**Exercise aim**
Give every entry again, word for word.

(Entries from a dataset)
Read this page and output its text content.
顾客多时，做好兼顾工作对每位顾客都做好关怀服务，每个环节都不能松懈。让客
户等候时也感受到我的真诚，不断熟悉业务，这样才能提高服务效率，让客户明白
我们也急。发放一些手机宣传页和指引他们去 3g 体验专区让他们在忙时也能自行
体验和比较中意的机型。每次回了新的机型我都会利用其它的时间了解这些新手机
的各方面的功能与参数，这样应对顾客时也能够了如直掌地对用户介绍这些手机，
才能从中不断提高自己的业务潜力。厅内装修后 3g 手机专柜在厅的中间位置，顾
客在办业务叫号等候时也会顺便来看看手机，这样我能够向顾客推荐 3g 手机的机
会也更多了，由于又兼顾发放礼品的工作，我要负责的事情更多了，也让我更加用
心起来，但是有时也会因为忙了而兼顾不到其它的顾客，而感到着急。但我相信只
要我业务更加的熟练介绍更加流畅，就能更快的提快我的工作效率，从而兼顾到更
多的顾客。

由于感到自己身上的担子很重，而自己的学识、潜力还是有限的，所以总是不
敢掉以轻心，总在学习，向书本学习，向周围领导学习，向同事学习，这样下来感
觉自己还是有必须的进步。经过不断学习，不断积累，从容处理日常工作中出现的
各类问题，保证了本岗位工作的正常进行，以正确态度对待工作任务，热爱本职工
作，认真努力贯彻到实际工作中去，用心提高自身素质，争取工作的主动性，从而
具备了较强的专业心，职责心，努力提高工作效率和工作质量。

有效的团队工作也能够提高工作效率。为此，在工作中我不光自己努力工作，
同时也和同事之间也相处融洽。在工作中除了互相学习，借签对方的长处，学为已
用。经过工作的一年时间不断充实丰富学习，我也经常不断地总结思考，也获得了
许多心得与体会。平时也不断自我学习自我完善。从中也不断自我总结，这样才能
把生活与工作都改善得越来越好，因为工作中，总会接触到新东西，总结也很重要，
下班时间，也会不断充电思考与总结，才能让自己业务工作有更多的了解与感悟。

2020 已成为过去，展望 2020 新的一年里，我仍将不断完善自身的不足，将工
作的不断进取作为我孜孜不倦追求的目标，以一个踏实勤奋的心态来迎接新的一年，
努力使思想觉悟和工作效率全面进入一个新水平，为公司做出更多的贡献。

**Answer**
Read this page and output its text content.
顾客多时，做好兼顾工作对每位顾客都做好关怀服务，每个环节都不能松懈。让客
户等候时也感受到我的真诚，不断熟悉业务，这样才能提高服务效率，让客户明白
我们也急。发放一些手机宣传页和指引他们去 3g 体验专区让他们在忙时也能自行
体验和比较中意的机型。每次回了新的机型我都会利用其它的时间了解这些新手机
的各方面的功能与参数，这样应对顾客时也能够了如直掌地对用户介绍这些手机，
才能从中不断提高自己的业务潜力。厅内装修后 3g 手机专柜在厅的中间位置，顾
客在办业务叫号等候时也会顺便来看看手机，这样我能够向顾客推荐 3g 手机的机
会也更多了，由于又兼顾发放礼品的工作，我要负责的事情更多了，也让我更加用
心起来，但是有时也会因为忙了而兼顾不到其它的顾客，而感到着急。但我相信只
要我业务更加的熟练介绍更加流畅，就能更快的提快我的工作效率，从而兼顾到更
多的顾客。

由于感到自己身上的担子很重，而自己的学识、潜力还是有限的，所以总是不
敢掉以轻心，总在学习，向书本学习，向周围领导学习，向同事学习，这样下来感
觉自己还是有必须的进步。经过不断学习，不断积累，从容处理日常工作中出现的
各类问题，保证了本岗位工作的正常进行，以正确态度对待工作任务，热爱本职工
作，认真努力贯彻到实际工作中去，用心提高自身素质，争取工作的主动性，从而
具备了较强的专业心，职责心，努力提高工作效率和工作质量。

有效的团队工作也能够提高工作效率。为此，在工作中我不光自己努力工作，
同时也和同事之间也相处融洽。在工作中除了互相学习，借签对方的长处，学为已
用。经过工作的一年时间不断充实丰富学习，我也经常不断地总结思考，也获得了
许多心得与体会。平时也不断自我学习自我完善。从中也不断自我总结，这样才能
把生活与工作都改善得越来越好，因为工作中，总会接触到新东西，总结也很重要，
下班时间，也会不断充电思考与总结，才能让自己业务工作有更多的了解与感悟。

2020 已成为过去，展望 2020 新的一年里，我仍将不断完善自身的不足，将工
作的不断进取作为我孜孜不倦追求的目标，以一个踏实勤奋的心态来迎接新的一年，
努力使思想觉悟和工作效率全面进入一个新水平，为公司做出更多的贡献。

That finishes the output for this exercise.